- _Exercise objective_
Quote the data below in full, minus the images.

- _Data provided_
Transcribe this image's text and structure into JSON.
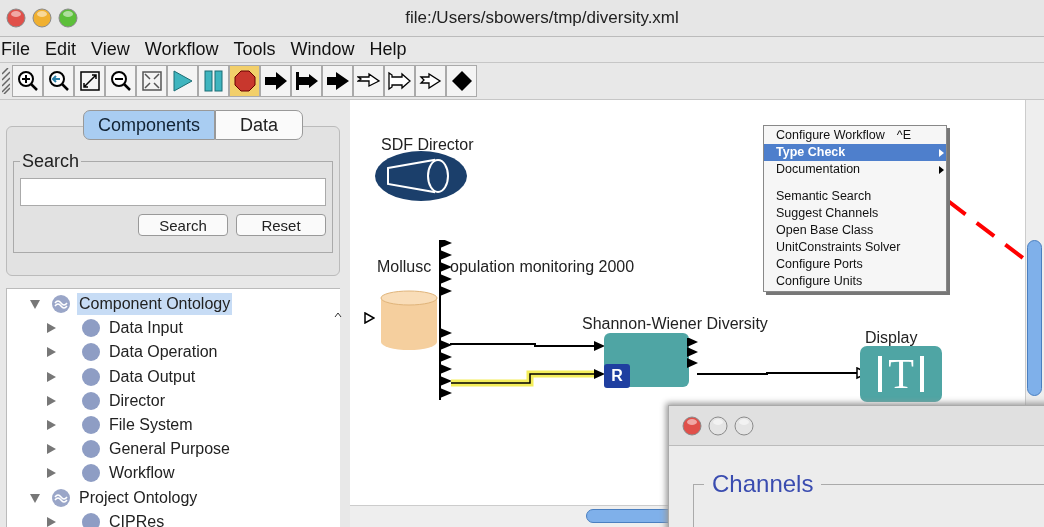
{
  "window": {
    "title": "file:/Users/sbowers/tmp/diversity.xml"
  },
  "menu_bar": [
    "File",
    "Edit",
    "View",
    "Workflow",
    "Tools",
    "Window",
    "Help"
  ],
  "toolbar": [
    {
      "kind": "zoom-in",
      "selected": false
    },
    {
      "kind": "zoom-reset",
      "selected": false
    },
    {
      "kind": "zoom-fit",
      "selected": false
    },
    {
      "kind": "zoom-out",
      "selected": false
    },
    {
      "kind": "fullscreen",
      "selected": false
    },
    {
      "kind": "run",
      "selected": false
    },
    {
      "kind": "pause",
      "selected": false
    },
    {
      "kind": "stop",
      "selected": true
    },
    {
      "kind": "arrow",
      "selected": false
    },
    {
      "kind": "bar-arrow",
      "selected": false
    },
    {
      "kind": "short-arrow",
      "selected": false
    },
    {
      "kind": "open-arrow",
      "selected": false
    },
    {
      "kind": "open-bar-arrow",
      "selected": false
    },
    {
      "kind": "open-short-arrow",
      "selected": false
    },
    {
      "kind": "diamond",
      "selected": false
    }
  ],
  "sidebar": {
    "tabs": [
      {
        "label": "Components",
        "selected": true
      },
      {
        "label": "Data",
        "selected": false
      }
    ],
    "search": {
      "legend": "Search",
      "buttons": [
        "Search",
        "Reset"
      ]
    },
    "tree": [
      {
        "label": "Component Ontology",
        "kind": "ontology",
        "expanded": true,
        "selected": true,
        "children": [
          {
            "label": "Data Input",
            "kind": "category",
            "expanded": false,
            "selected": false
          },
          {
            "label": "Data Operation",
            "kind": "category",
            "expanded": false,
            "selected": false
          },
          {
            "label": "Data Output",
            "kind": "category",
            "expanded": false,
            "selected": false
          },
          {
            "label": "Director",
            "kind": "category",
            "expanded": false,
            "selected": false
          },
          {
            "label": "File System",
            "kind": "category",
            "expanded": false,
            "selected": false
          },
          {
            "label": "General Purpose",
            "kind": "category",
            "expanded": false,
            "selected": false
          },
          {
            "label": "Workflow",
            "kind": "category",
            "expanded": false,
            "selected": false
          }
        ]
      },
      {
        "label": "Project Ontology",
        "kind": "ontology",
        "expanded": true,
        "selected": false,
        "children": [
          {
            "label": "CIPRes",
            "kind": "category",
            "expanded": false,
            "selected": false
          }
        ]
      }
    ]
  },
  "canvas": {
    "director": {
      "label": "SDF Director"
    },
    "source": {
      "label_parts": [
        "Mollusc",
        "opulation monitoring 2000"
      ]
    },
    "actor": {
      "label": "Shannon-Wiener Diversity",
      "badge": "R"
    },
    "display": {
      "label": "Display",
      "glyph": "T"
    },
    "context_menu": [
      {
        "kind": "item",
        "label": "Configure Workflow",
        "shortcut": "^E",
        "submenu": false,
        "selected": false
      },
      {
        "kind": "item",
        "label": "Type Check",
        "submenu": true,
        "selected": true
      },
      {
        "kind": "item",
        "label": "Documentation",
        "submenu": true,
        "selected": false
      },
      {
        "kind": "separator"
      },
      {
        "kind": "item",
        "label": "Semantic Search",
        "submenu": false,
        "selected": false
      },
      {
        "kind": "item",
        "label": "Suggest Channels",
        "submenu": false,
        "selected": false
      },
      {
        "kind": "item",
        "label": "Open Base Class",
        "submenu": false,
        "selected": false
      },
      {
        "kind": "item",
        "label": "UnitConstraints Solver",
        "submenu": false,
        "selected": false
      },
      {
        "kind": "item",
        "label": "Configure Ports",
        "submenu": false,
        "selected": false
      },
      {
        "kind": "item",
        "label": "Configure Units",
        "submenu": false,
        "selected": false
      }
    ]
  },
  "channels_window": {
    "group_title": "Channels"
  }
}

- _Written solution_
Transcribe this image's text and structure into JSON.
{
  "window": {
    "title": "file:/Users/sbowers/tmp/diversity.xml"
  },
  "menu_bar": [
    "File",
    "Edit",
    "View",
    "Workflow",
    "Tools",
    "Window",
    "Help"
  ],
  "toolbar": [
    {
      "kind": "zoom-in",
      "selected": false
    },
    {
      "kind": "zoom-reset",
      "selected": false
    },
    {
      "kind": "zoom-fit",
      "selected": false
    },
    {
      "kind": "zoom-out",
      "selected": false
    },
    {
      "kind": "fullscreen",
      "selected": false
    },
    {
      "kind": "run",
      "selected": false
    },
    {
      "kind": "pause",
      "selected": false
    },
    {
      "kind": "stop",
      "selected": true
    },
    {
      "kind": "arrow",
      "selected": false
    },
    {
      "kind": "bar-arrow",
      "selected": false
    },
    {
      "kind": "short-arrow",
      "selected": false
    },
    {
      "kind": "open-arrow",
      "selected": false
    },
    {
      "kind": "open-bar-arrow",
      "selected": false
    },
    {
      "kind": "open-short-arrow",
      "selected": false
    },
    {
      "kind": "diamond",
      "selected": false
    }
  ],
  "sidebar": {
    "tabs": [
      {
        "label": "Components",
        "selected": true
      },
      {
        "label": "Data",
        "selected": false
      }
    ],
    "search": {
      "legend": "Search",
      "buttons": [
        "Search",
        "Reset"
      ]
    },
    "tree": [
      {
        "label": "Component Ontology",
        "kind": "ontology",
        "expanded": true,
        "selected": true,
        "children": [
          {
            "label": "Data Input",
            "kind": "category",
            "expanded": false,
            "selected": false
          },
          {
            "label": "Data Operation",
            "kind": "category",
            "expanded": false,
            "selected": false
          },
          {
            "label": "Data Output",
            "kind": "category",
            "expanded": false,
            "selected": false
          },
          {
            "label": "Director",
            "kind": "category",
            "expanded": false,
            "selected": false
          },
          {
            "label": "File System",
            "kind": "category",
            "expanded": false,
            "selected": false
          },
          {
            "label": "General Purpose",
            "kind": "category",
            "expanded": false,
            "selected": false
          },
          {
            "label": "Workflow",
            "kind": "category",
            "expanded": false,
            "selected": false
          }
        ]
      },
      {
        "label": "Project Ontology",
        "kind": "ontology",
        "expanded": true,
        "selected": false,
        "children": [
          {
            "label": "CIPRes",
            "kind": "category",
            "expanded": false,
            "selected": false
          }
        ]
      }
    ]
  },
  "canvas": {
    "director": {
      "label": "SDF Director"
    },
    "source": {
      "label_parts": [
        "Mollusc",
        "opulation monitoring 2000"
      ]
    },
    "actor": {
      "label": "Shannon-Wiener Diversity",
      "badge": "R"
    },
    "display": {
      "label": "Display",
      "glyph": "T"
    },
    "context_menu": [
      {
        "kind": "item",
        "label": "Configure Workflow",
        "shortcut": "^E",
        "submenu": false,
        "selected": false
      },
      {
        "kind": "item",
        "label": "Type Check",
        "submenu": true,
        "selected": true
      },
      {
        "kind": "item",
        "label": "Documentation",
        "submenu": true,
        "selected": false
      },
      {
        "kind": "separator"
      },
      {
        "kind": "item",
        "label": "Semantic Search",
        "submenu": false,
        "selected": false
      },
      {
        "kind": "item",
        "label": "Suggest Channels",
        "submenu": false,
        "selected": false
      },
      {
        "kind": "item",
        "label": "Open Base Class",
        "submenu": false,
        "selected": false
      },
      {
        "kind": "item",
        "label": "UnitConstraints Solver",
        "submenu": false,
        "selected": false
      },
      {
        "kind": "item",
        "label": "Configure Ports",
        "submenu": false,
        "selected": false
      },
      {
        "kind": "item",
        "label": "Configure Units",
        "submenu": false,
        "selected": false
      }
    ]
  },
  "channels_window": {
    "group_title": "Channels"
  }
}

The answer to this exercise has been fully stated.